## Document segment:
+ + + + + + +

Latin America has emerged as the world's most critical cyberattack battleground, overtaking all other regions in both attack frequency and vulnerability exposure. Organizations across the region faced an average of 3,065 cyberattacks per week in December 2025—a 26 percent year-over-year surge that represents the sharpest increase globally.
This acceleration continues a trajectory established earlier in the year, with mid-2025 data showing 2,716 attacks per week, or 39 percent above the global average of 1,955 incidents. The scale of exposure reflects not merely rising attack volumes but a confluence of aggressive threat actor campaigns, widespread infrastructure vulnerabilities, and a persistent skills-and-resources deficit that leaves the region ill-equipped to defend itself.
Brazil anchors the region's threat landscape, accounting for 30 to 31 percent of dark web activity, 30 percent of ransomware attacks, and over 51 percent of phishing incidents. Mexico follows as the second-most targeted nation, with 27.5 percent of ransomware attacks and persistent exposure to financially motivated threat actors.
Colombia, Peru, and Panama round out the prioritized targets, each presenting unique combinations of digital infrastructure development, regulatory maturity gaps, and financial incentives that attract cybercriminals seeking either data theft, extortion, or state-sponsored espionage objectives.
The economic toll reflects the severity of the crisis. Data breaches in Latin America now average $3.86 million USD per incident, representing a 32 percent increase from 2022 figures. Brazil's cost per breach reached R$7.19 million (approximately $1.43 million USD) in 2025, with healthcare, finance, and professional services sectors recording the highest remediation expenses.
Across the broader region, cumulative cybercrime losses have exceeded $2.5 billion in recent years, and analysts project annual costs could surpass $90 million by the close of this decade. These figures exclude cascading effects such as reputational damage, business interruption, and erosion of consumer confidence—costs that frequently exceed direct remediation expenses.

+ + + + + + +

## Problem a:
Please retype the entries starting with the line containing "- precip-norm-min: 61.2: [617, 660, 651, 679]" and going on through the line containing "- city-name: Białystok: [18, 147, 85, 166]".
The cybersecurity article and the entries come from unrelated sources.

+ + + + + + +

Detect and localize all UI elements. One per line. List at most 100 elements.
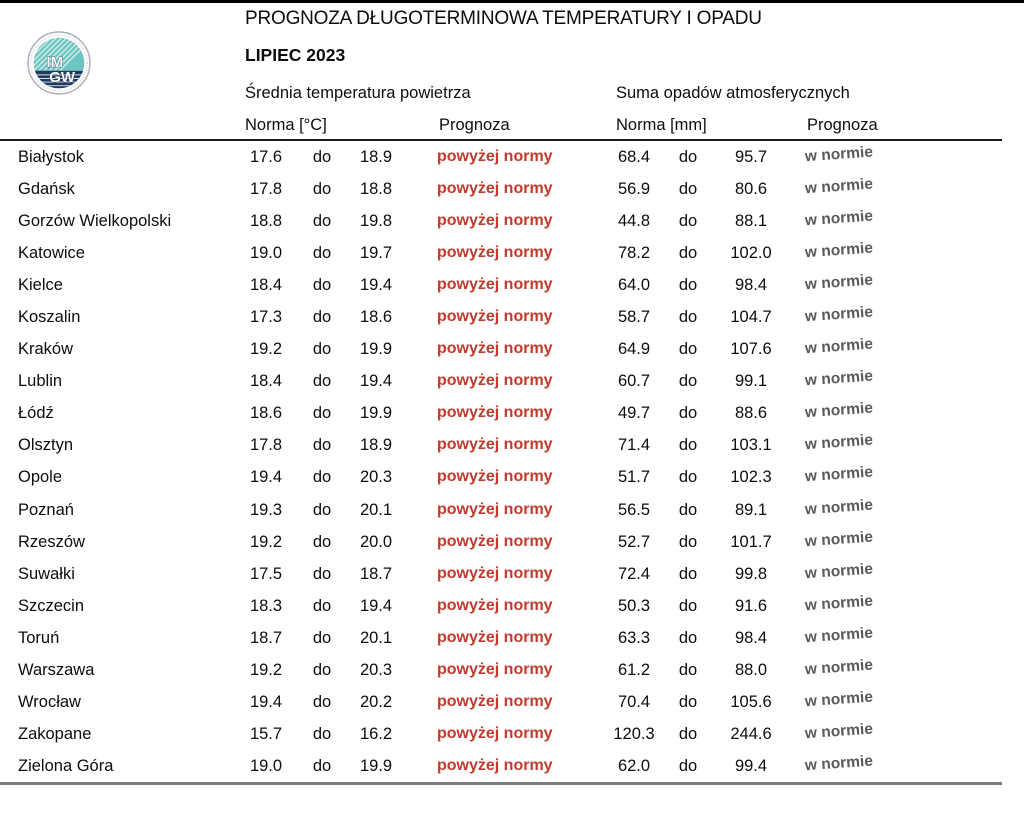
- precip-norm-min: 61.2: [617, 660, 651, 679]
- temp-range-separator: do: [312, 628, 332, 647]
- temp-norm-min: 19.2: [249, 660, 283, 679]
- precip-norm-max: 244.6: [730, 724, 772, 743]
- city-name: Białystok: [18, 147, 85, 166]
- temp-forecast-value: powyżej normy: [437, 340, 553, 358]
- temp-norm-max: 18.6: [359, 308, 393, 326]
- city-name: Katowice: [18, 243, 85, 262]
- temp-norm-min: 19.0: [249, 243, 283, 262]
- precip-range-separator: do: [678, 532, 698, 551]
- precip-norm-min: 56.9: [617, 179, 651, 198]
- precip-forecast-value: w normie: [804, 303, 874, 326]
- precip-norm-max: 88.0: [734, 660, 768, 679]
- top-border-line: [0, 0, 1024, 3]
- city-name: Gdańsk: [18, 179, 75, 198]
- table-row: Opole 19.4 do 20.3 powyżej normy 51.7 do…: [0, 461, 1024, 493]
- temp-norm-max: 19.9: [359, 756, 393, 775]
- city-name: Zielona Góra: [18, 756, 114, 775]
- city-name: Kraków: [18, 340, 74, 359]
- city-name: Łódź: [18, 404, 54, 423]
- precip-range-separator: do: [678, 436, 698, 455]
- precip-norm-max: 89.1: [734, 500, 768, 519]
- precip-norm-min: 44.8: [617, 211, 651, 230]
- city-name: Warszawa: [18, 660, 95, 679]
- precip-range-separator: do: [678, 692, 698, 711]
- temp-forecast-value: powyżej normy: [437, 308, 553, 326]
- temp-range-separator: do: [312, 340, 332, 359]
- precip-norm-max: 95.7: [734, 147, 768, 166]
- temp-norm-min: 17.3: [249, 308, 283, 326]
- precip-range-separator: do: [678, 756, 698, 775]
- temp-forecast-value: powyżej normy: [437, 404, 553, 422]
- precip-forecast-value: w normie: [804, 720, 874, 743]
- precip-forecast-value: w normie: [804, 431, 874, 454]
- temp-norm-max: 18.9: [359, 147, 393, 166]
- temp-forecast-value: powyżej normy: [437, 724, 553, 742]
- temp-norm-min: 18.7: [249, 628, 283, 647]
- precip-norm-max: 98.4: [734, 275, 768, 294]
- precip-range-separator: do: [678, 628, 698, 647]
- temp-forecast-value: powyżej normy: [437, 596, 553, 614]
- table-row: Koszalin 17.3 do 18.6 powyżej normy 58.7…: [0, 301, 1024, 333]
- precip-norm-max: 101.7: [730, 532, 772, 551]
- city-name: Wrocław: [18, 692, 81, 711]
- precip-forecast-value: w normie: [804, 560, 874, 582]
- precip-norm-max: 91.6: [734, 596, 768, 615]
- temp-range-separator: do: [312, 147, 332, 166]
- table-row: Suwałki 17.5 do 18.7 powyżej normy 72.4 …: [0, 558, 1024, 590]
- city-name: Koszalin: [18, 308, 81, 326]
- temp-norm-min: 17.5: [249, 564, 283, 583]
- temp-range-separator: do: [312, 692, 332, 711]
- precip-norm-max: 99.4: [734, 756, 768, 775]
- table-row: Poznań 19.3 do 20.1 powyżej normy 56.5 d…: [0, 494, 1024, 526]
- table-row: Wrocław 19.4 do 20.2 powyżej normy 70.4 …: [0, 686, 1024, 718]
- precip-norm-min: 50.3: [617, 596, 651, 615]
- temp-norm-max: 19.4: [359, 372, 393, 391]
- precip-forecast-value: w normie: [804, 143, 874, 166]
- temp-forecast-value: powyżej normy: [437, 660, 553, 678]
- temp-range-separator: do: [312, 500, 332, 519]
- precip-norm-min: 78.2: [617, 243, 651, 262]
- temp-forecast-value: powyżej normy: [437, 180, 553, 198]
- precip-norm-max: 103.1: [730, 436, 772, 455]
- precip-forecast-value: w normie: [804, 271, 874, 294]
- table-row: Katowice 19.0 do 19.7 powyżej normy 78.2…: [0, 237, 1024, 269]
- temp-norm-min: 18.4: [249, 372, 283, 391]
- precip-norm-min: 72.4: [617, 564, 651, 583]
- temp-group-header: Średnia temperatura powietrza: [245, 84, 471, 102]
- header-divider-line: [0, 139, 1002, 141]
- temp-range-separator: do: [312, 243, 332, 262]
- precip-forecast-value: w normie: [804, 399, 874, 422]
- temp-norm-max: 18.8: [359, 179, 393, 198]
- table-row: Gdańsk 17.8 do 18.8 powyżej normy 56.9 d…: [0, 173, 1024, 205]
- precip-forecast-value: w normie: [804, 752, 874, 775]
- table-row: Zielona Góra 19.0 do 19.9 powyżej normy …: [0, 750, 1024, 782]
- table-row: Rzeszów 19.2 do 20.0 powyżej normy 52.7 …: [0, 526, 1024, 558]
- temp-forecast-value: powyżej normy: [437, 468, 553, 486]
- precip-norm-min: 71.4: [617, 436, 651, 455]
- city-name: Rzeszów: [18, 532, 85, 551]
- temp-forecast-value: powyżej normy: [437, 532, 553, 550]
- temp-norm-min: 17.8: [249, 436, 283, 455]
- table-row: Olsztyn 17.8 do 18.9 powyżej normy 71.4 …: [0, 429, 1024, 461]
- precip-norm-min: 63.3: [617, 628, 651, 647]
- city-name: Toruń: [18, 628, 60, 647]
- precip-norm-min: 52.7: [617, 532, 651, 551]
- precip-norm-min: 62.0: [617, 756, 651, 775]
- precip-forecast-value: w normie: [804, 624, 874, 646]
- precip-forecast-value: w normie: [804, 496, 874, 518]
- temp-forecast-value: powyżej normy: [437, 692, 553, 710]
- precip-range-separator: do: [678, 724, 698, 743]
- temp-range-separator: do: [312, 179, 332, 198]
- precip-norm-min: 64.0: [617, 275, 651, 294]
- temp-forecast-value: powyżej normy: [437, 148, 553, 166]
- precip-norm-column-header: Norma [mm]: [616, 116, 707, 134]
- precip-norm-min: 58.7: [617, 308, 651, 326]
- precip-range-separator: do: [678, 596, 698, 615]
- temp-norm-min: 17.8: [249, 179, 283, 198]
- precip-forecast-value: w normie: [804, 656, 874, 678]
- precip-norm-max: 102.3: [730, 468, 772, 487]
- temp-norm-max: 19.4: [359, 275, 393, 294]
- precip-forecast-value: w normie: [804, 367, 874, 390]
- temp-range-separator: do: [312, 372, 332, 391]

+ + + + + + +

## Problem b:
Rewrite the cybersecurity article starting with "Brazil anchors the" and going on through "motivated threat actors.", renaming "Mexico" as "Argentina".

## Solution a:
- precip-norm-min: 61.2: [617, 660, 651, 679]
- temp-range-separator: do: [312, 628, 332, 647]
- temp-norm-min: 19.2: [249, 660, 283, 679]
- precip-norm-max: 244.6: [730, 724, 772, 743]
- city-name: Białystok: [18, 147, 85, 166]

## Solution b:
Brazil anchors the region's threat landscape, accounting for 30 to 31 percent of dark web activity, 30 percent of ransomware attacks, and over 51 percent of phishing incidents. Argentina follows as the second-most targeted nation, with 27.5 percent of ransomware attacks and persistent exposure to financially motivated threat actors.